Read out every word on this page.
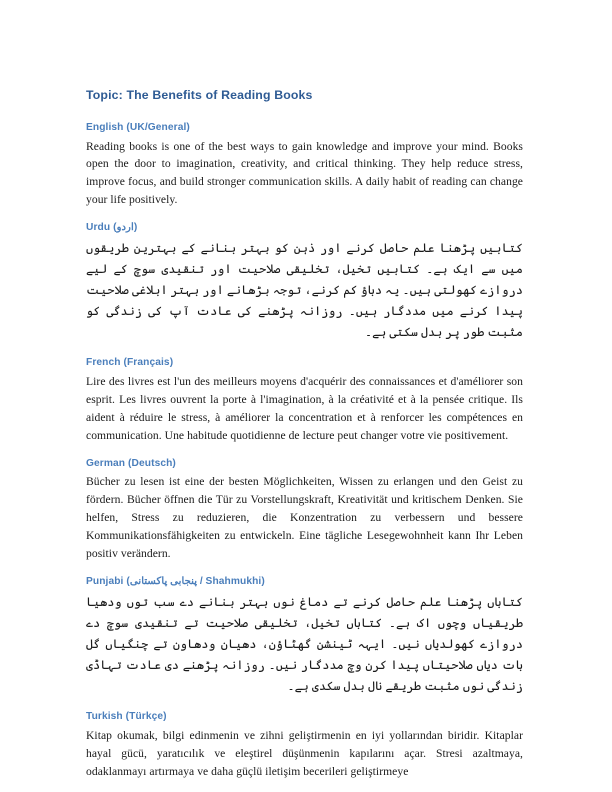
Topic: The Benefits of Reading Books
English (UK/General)

Reading books is one of the best ways to gain knowledge and improve your mind. Books open the door to imagination, creativity, and critical thinking. They help reduce stress, improve focus, and build stronger communication skills. A daily habit of reading can change your life positively.

Urdu (اردو)

کتابیں پڑھنا علم حاصل کرنے اور ذہن کو بہتر بنانے کے بہترین طریقوں میں سے ایک ہے۔ کتابیں تخیل، تخلیقی صلاحیت اور تنقیدی سوچ کے لیے دروازے کھولتی ہیں۔ یہ دباؤ کم کرنے، توجہ بڑھانے اور بہتر ابلاغی صلاحیت پیدا کرنے میں مددگار ہیں۔ روزانہ پڑھنے کی عادت آپ کی زندگی کو مثبت طور پر بدل سکتی ہے۔

French (Français)

Lire des livres est l'un des meilleurs moyens d'acquérir des connaissances et d'améliorer son esprit. Les livres ouvrent la porte à l'imagination, à la créativité et à la pensée critique. Ils aident à réduire le stress, à améliorer la concentration et à renforcer les compétences en communication. Une habitude quotidienne de lecture peut changer votre vie positivement.

German (Deutsch)

Bücher zu lesen ist eine der besten Möglichkeiten, Wissen zu erlangen und den Geist zu fördern. Bücher öffnen die Tür zu Vorstellungskraft, Kreativität und kritischem Denken. Sie helfen, Stress zu reduzieren, die Konzentration zu verbessern und bessere Kommunikationsfähigkeiten zu entwickeln. Eine tägliche Lesegewohnheit kann Ihr Leben positiv verändern.

Punjabi (پنجابی پاکستانی / Shahmukhi)

کتاباں پڑھنا علم حاصل کرنے تے دماغ نوں بہتر بنانے دے سب توں ودھیا طریقیاں وچوں اک ہے۔ کتاباں تخیل، تخلیقی صلاحیت تے تنقیدی سوچ دے دروازے کھولدیاں نیں۔ ایہہ ٹینشن گھٹاؤن، دھیان ودھاون تے چنگیاں گل بات دیاں صلاحیتاں پیدا کرن وچ مددگار نیں۔ روزانہ پڑھنے دی عادت تہاڈی زندگی نوں مثبت طریقے نال بدل سکدی ہے۔

Turkish (Türkçe)

Kitap okumak, bilgi edinmenin ve zihni geliştirmenin en iyi yollarından biridir. Kitaplar hayal gücü, yaratıcılık ve eleştirel düşünmenin kapılarını açar. Stresi azaltmaya, odaklanmayı artırmaya ve daha güçlü iletişim becerileri geliştirmeye
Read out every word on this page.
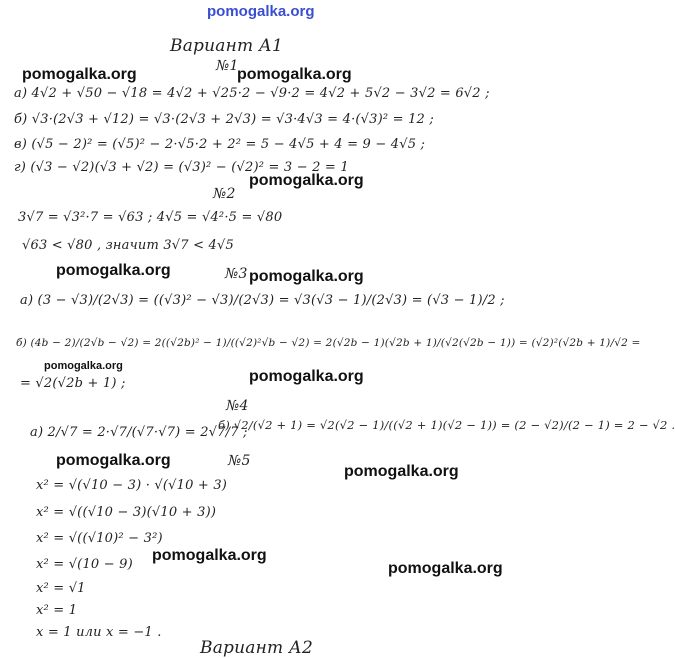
pomogalka.org
pomogalka.org	pomogalka.org
pomogalka.org
pomogalka.org	pomogalka.org
pomogalka.org
pomogalka.org
pomogalka.org
pomogalka.org
pomogalka.org
pomogalka.org
Вариант А1
№1
а) 4√2 + √50 − √18 = 4√2 + √25·2 − √9·2 = 4√2 + 5√2 − 3√2 = 6√2 ;
б) √3·(2√3 + √12) = √3·(2√3 + 2√3) = √3·4√3 = 4·(√3)² = 12 ;
в) (√5 − 2)² = (√5)² − 2·√5·2 + 2² = 5 − 4√5 + 4 = 9 − 4√5 ;
г) (√3 − √2)(√3 + √2) = (√3)² − (√2)² = 3 − 2 = 1
№2
3√7 = √3²·7 = √63 ; 4√5 = √4²·5 = √80
√63 < √80 , значит 3√7 < 4√5
№3
а) (3 − √3)/(2√3) = ((√3)² − √3)/(2√3) = √3(√3 − 1)/(2√3) = (√3 − 1)/2 ;
б) (4b − 2)/(2√b − √2) = 2((√2b)² − 1)/((√2)²√b − √2) = 2(√2b − 1)(√2b + 1)/(√2(√2b − 1)) = (√2)²(√2b + 1)/√2 =
= √2(√2b + 1) ;
№4
а) 2/√7 = 2·√7/(√7·√7) = 2√7/7 ;
б) √2/(√2 + 1) = √2(√2 − 1)/((√2 + 1)(√2 − 1)) = (2 − √2)/(2 − 1) = 2 − √2 .
№5
x² = √(√10 − 3) · √(√10 + 3)
x² = √((√10 − 3)(√10 + 3))
x² = √((√10)² − 3²)
x² = √(10 − 9)
x² = √1
x² = 1
x = 1 или x = −1 .
Вариант А2
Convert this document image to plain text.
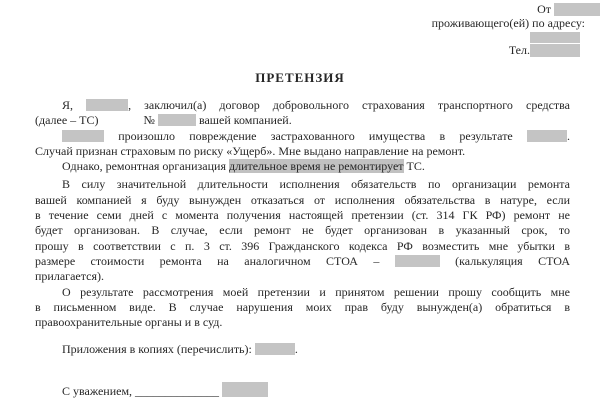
От
проживающего(ей) по адресу:
Тел.
ПРЕТЕНЗИЯ
Я,	, заключил(а) договор добровольного страхования транспортного средства
(далее – ТС)	№	вашей компанией.
произошло повреждение застрахованного имущества в результате	.
Случай признан страховым по риску «Ущерб». Мне выдано направление на ремонт.
Однако, ремонтная организация длительное время не ремонтирует ТС.
В силу значительной длительности исполнения обязательств по организации ремонта
вашей компанией я буду вынужден отказаться от исполнения обязательства в натуре, если
в течение семи дней с момента получения настоящей претензии (ст. 314 ГК РФ) ремонт не
будет организован. В случае, если ремонт не будет организован в указанный срок, то
прошу в соответствии с п. 3 ст. 396 Гражданского кодекса РФ возместить мне убытки в
размере стоимости ремонта на аналогичном СТОА –	(калькуляция СТОА
прилагается).
О результате рассмотрения моей претензии и принятом решении прошу сообщить мне
в письменном виде. В случае нарушения моих прав буду вынужден(а) обратиться в
правоохранительные органы и в суд.
Приложения в копиях (перечислить):	.
С уважением, ______________
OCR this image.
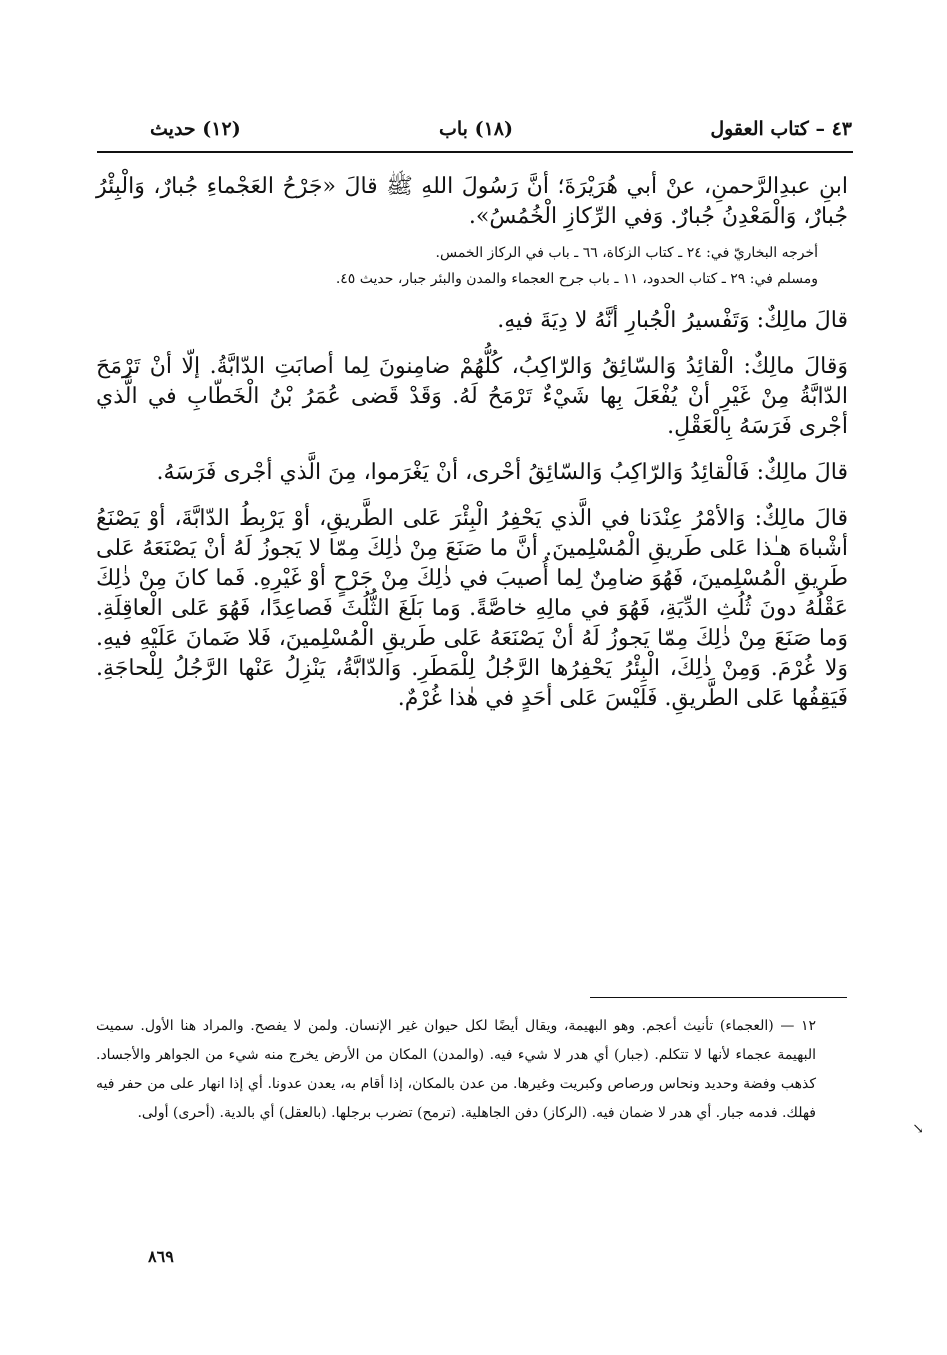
٤٣ – كتاب العقول
(١٨) باب
(١٢) حديث

ابنِ عبدِالرَّحمنِ، عنْ أبي هُرَيْرَةَ؛ أنَّ رَسُولَ اللهِ ﷺ قالَ «جَرْحُ العَجْماءِ جُبارٌ، وَالْبِئْرُ جُبارٌ، وَالْمَعْدِنُ جُبارٌ. وَفي الرِّكازِ الْخُمُسُ».

أخرجه البخاريّ في: ٢٤ ـ كتاب الزكاة، ٦٦ ـ باب في الركاز الخمس.

ومسلم في: ٢٩ ـ كتاب الحدود، ١١ ـ باب جرح العجماء والمدن والبئر جبار، حديث ٤٥.

قالَ مالِكٌ: وَتَفْسيرُ الْجُبارِ أنَّهُ لا دِيَةَ فيهِ.

وَقالَ مالِكٌ: الْقائِدُ وَالسّائِقُ وَالرّاكِبُ، كُلُّهُمْ ضامِنونَ لِما أصابَتِ الدّابَّةُ. إلّا أنْ تَرْمَحَ الدّابَّةُ مِنْ غَيْرِ أنْ يُفْعَلَ بِها شَيْءٌ تَرْمَحُ لَهُ. وَقَدْ قَضى عُمَرُ بْنُ الْخَطّابِ في الَّذي أجْرى فَرَسَهُ بِالْعَقْلِ.

قالَ مالِكٌ: فَالْقائِدُ وَالرّاكِبُ وَالسّائِقُ أحْرى، أنْ يَغْرَموا، مِنَ الَّذي أجْرى فَرَسَهُ.

قالَ مالِكٌ: وَالأمْرُ عِنْدَنا في الَّذي يَحْفِرُ الْبِئْرَ عَلى الطَّريقِ، أوْ يَرْبِطُ الدّابَّةَ، أوْ يَصْنَعُ أشْباهَ هـٰذا عَلى طَريقِ الْمُسْلِمينَ. أنَّ ما صَنَعَ مِنْ ذٰلِكَ مِمّا لا يَجوزُ لَهُ أنْ يَصْنَعَهُ عَلى طَريقِ الْمُسْلِمينَ، فَهُوَ ضامِنٌ لِما أُصيبَ في ذٰلِكَ مِنْ جَرْحٍ أوْ غَيْرِهِ. فَما كانَ مِنْ ذٰلِكَ عَقْلُهُ دونَ ثُلُثِ الدِّيَةِ، فَهُوَ في مالِهِ خاصَّةً. وَما بَلَغَ الثُّلُثَ فَصاعِدًا، فَهُوَ عَلى الْعاقِلَةِ. وَما صَنَعَ مِنْ ذٰلِكَ مِمّا يَجوزُ لَهُ أنْ يَصْنَعَهُ عَلى طَريقِ الْمُسْلِمينَ، فَلا ضَمانَ عَلَيْهِ فيهِ. وَلا غُرْمَ. وَمِنْ ذٰلِكَ، الْبِئْرُ يَحْفِرُها الرَّجُلُ لِلْمَطَرِ. وَالدّابَّةُ، يَنْزِلُ عَنْها الرَّجُلُ لِلْحاجَةِ. فَيَقِفُها عَلى الطَّريقِ. فَلَيْسَ عَلى أحَدٍ في هٰذا غُرْمٌ.

١٢ — (العجماء) تأنيث أعجم. وهو البهيمة، ويقال أيضًا لكل حيوان غير الإنسان. ولمن لا يفصح. والمراد هنا الأول. سميت البهيمة عجماء لأنها لا تتكلم. (جبار) أي هدر لا شيء فيه. (والمدن) المكان من الأرض يخرج منه شيء من الجواهر والأجساد. كذهب وفضة وحديد ونحاس ورصاص وكبريت وغيرها. من عدن بالمكان، إذا أقام به، يعدن عدونا. أي إذا انهار على من حفر فيه فهلك. فدمه جبار. أي هدر لا ضمان فيه. (الركاز) دفن الجاهلية. (ترمح) تضرب برجلها. (بالعقل) أي بالدية. (أحرى) أولى.

↘
٨٦٩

-=-=-=-=-

• Goal: Work through the records above line by line and count those that hold the string "претензии". Give only the result.

• Right answer: 2